• [What you have to do]:
In the discussion about taking a pointer to a #define constant, copy the text word for word, starting at "It's generally considered" and ending at "in two forms.".

• [Given passage]:
- - - - - - -

I was just curious to know if it is possible to have a pointer referring to #define constant. If yes, how to do it?
The #define
directive is a directive to the preprocessor, meaning that it is invoked by the preprocessor before anything is even compiled.
Therefore, if you type:
#define NUMBER 100
And then later you type:
int x = NUMBER;
What your compiler actually sees is simply:
int x = 100;
It's basically as if you had opened up your source code in a word processor and did a find/replace to replace each occurrence of "NUMBER" with "100". So your compiler has no idea about the existence of NUMBER
. Only the pre-compilation preprocessor knows what NUMBER
means.
So, if you try to take the address of NUMBER
, the compiler will think you are trying to take the address of an integer literal constant, which is not valid.
No, because #define
is for text replacement, so it's not a variable you can get a pointer to -- what you're seeing is actually replaced by the definition of the #define
before the code is passed to the compiler, so there's nothing to take the address of. If you need the address of a constant, define a const
variable instead (C++).
It's generally considered good practice to use constants instead of macros, because of the fact that they actually represent variables, with their own scoping rules and data types. Macros are global and typeless, and in a large program can easily confuse the reader (since the reader isn't seeing what's actually there).
#define
defines a macro. A macro just causes one sequence of tokens to be replaced by a different sequence of tokens. Pointers and macros are totally distinct things.
If by "#define
constant" you mean a macro that expands to a numeric value, the answer is still no, because anywhere the macro is used it is just replaced with that value. There's no way to get a pointer, for example, to the number 42
.
No ,It's Not possible in C/C++
You can use the #define directive to give a meaningful name to a constant in your program
We can able to use in two forms.
Please : See this link
http://msdn.microsoft.com/en-us/library/teas0593%28VS.80%29.aspx
The #define directive can contain an object-like definition or a function-like definition.
Iam sorry iam unable to provide one more wink ... Please see the IBM links..since below i pasted linke link
u can get full info from above 2 links
There is a way to overcome this issue:
#define ROW 2
void foo()
{
int tmpInt = ROW;
int *rowPointer = &tmpInt;
// ...
}
Or if you know it's type you can even do that:
void getDefinePointer(int * pointer)
{
*pointer = ROW;
}
And use it:
int rowPointer = NULL;
getDefinePointer(&rowPointer2);
printf("ROW==%d\n", rowPointer2);
and you have a pointer to #define constant.

- - - - - - -

[Structured page parsing data]
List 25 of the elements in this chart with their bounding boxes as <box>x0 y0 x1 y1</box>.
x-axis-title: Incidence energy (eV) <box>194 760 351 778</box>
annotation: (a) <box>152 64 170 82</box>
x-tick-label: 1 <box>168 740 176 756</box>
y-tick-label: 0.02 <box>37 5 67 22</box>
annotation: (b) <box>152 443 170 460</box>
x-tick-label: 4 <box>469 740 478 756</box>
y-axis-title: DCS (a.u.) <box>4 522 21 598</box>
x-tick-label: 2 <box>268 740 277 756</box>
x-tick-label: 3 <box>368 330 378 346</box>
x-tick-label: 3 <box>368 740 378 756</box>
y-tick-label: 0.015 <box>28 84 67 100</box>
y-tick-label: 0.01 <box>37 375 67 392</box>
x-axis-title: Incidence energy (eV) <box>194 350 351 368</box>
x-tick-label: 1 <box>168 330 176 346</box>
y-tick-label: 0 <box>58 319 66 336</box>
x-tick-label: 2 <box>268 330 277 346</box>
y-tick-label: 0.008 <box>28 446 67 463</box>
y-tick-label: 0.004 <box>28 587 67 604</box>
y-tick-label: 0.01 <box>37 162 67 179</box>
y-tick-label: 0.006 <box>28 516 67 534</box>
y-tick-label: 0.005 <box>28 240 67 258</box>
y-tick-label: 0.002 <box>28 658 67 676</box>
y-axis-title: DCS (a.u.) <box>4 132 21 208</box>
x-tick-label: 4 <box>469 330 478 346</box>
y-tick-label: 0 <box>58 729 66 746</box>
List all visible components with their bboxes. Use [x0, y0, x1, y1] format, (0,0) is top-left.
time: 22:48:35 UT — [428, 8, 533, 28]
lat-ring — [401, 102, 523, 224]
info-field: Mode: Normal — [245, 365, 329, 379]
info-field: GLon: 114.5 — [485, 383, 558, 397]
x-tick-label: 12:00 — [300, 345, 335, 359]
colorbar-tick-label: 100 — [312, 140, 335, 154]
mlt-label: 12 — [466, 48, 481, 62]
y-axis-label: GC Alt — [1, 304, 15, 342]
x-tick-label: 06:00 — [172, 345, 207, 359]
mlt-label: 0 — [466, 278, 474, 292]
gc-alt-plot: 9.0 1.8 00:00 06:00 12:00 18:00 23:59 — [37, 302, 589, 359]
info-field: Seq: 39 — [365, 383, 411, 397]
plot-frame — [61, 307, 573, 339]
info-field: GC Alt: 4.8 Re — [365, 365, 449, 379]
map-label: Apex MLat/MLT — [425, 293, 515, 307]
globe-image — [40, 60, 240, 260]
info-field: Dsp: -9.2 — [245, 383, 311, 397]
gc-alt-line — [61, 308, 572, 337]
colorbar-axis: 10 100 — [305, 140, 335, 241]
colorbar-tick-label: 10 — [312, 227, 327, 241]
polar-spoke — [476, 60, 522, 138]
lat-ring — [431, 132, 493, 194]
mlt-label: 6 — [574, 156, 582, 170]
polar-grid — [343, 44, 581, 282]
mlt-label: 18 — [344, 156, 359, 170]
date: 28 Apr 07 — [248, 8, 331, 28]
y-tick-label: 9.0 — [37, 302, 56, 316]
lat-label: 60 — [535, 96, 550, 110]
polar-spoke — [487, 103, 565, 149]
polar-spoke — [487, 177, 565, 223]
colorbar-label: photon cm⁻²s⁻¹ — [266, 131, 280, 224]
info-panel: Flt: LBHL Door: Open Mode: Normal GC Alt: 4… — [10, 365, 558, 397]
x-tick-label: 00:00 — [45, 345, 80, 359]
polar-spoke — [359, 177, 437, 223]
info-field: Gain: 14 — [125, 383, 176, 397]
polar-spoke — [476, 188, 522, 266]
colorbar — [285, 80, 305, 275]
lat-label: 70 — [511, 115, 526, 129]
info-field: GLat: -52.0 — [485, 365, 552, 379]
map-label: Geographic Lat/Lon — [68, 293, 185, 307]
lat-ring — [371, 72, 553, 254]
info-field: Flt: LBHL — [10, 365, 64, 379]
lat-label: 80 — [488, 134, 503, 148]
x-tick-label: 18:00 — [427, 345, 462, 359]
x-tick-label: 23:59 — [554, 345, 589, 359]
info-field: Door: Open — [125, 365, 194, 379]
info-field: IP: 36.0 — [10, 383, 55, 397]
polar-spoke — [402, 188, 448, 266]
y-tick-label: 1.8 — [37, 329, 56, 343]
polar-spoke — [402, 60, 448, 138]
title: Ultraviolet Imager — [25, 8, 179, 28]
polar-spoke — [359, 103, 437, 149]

- - - - - - -

• [Result of this exercise]:
It's generally considered good practice to use constants instead of macros, because of the fact that they actually represent variables, with their own scoping rules and data types. Macros are global and typeless, and in a large program can easily confuse the reader (since the reader isn't seeing what's actually there).
#define
defines a macro. A macro just causes one sequence of tokens to be replaced by a different sequence of tokens. Pointers and macros are totally distinct things.
If by "#define
constant" you mean a macro that expands to a numeric value, the answer is still no, because anywhere the macro is used it is just replaced with that value. There's no way to get a pointer, for example, to the number 42
.
No ,It's Not possible in C/C++
You can use the #define directive to give a meaningful name to a constant in your program
We can able to use in two forms.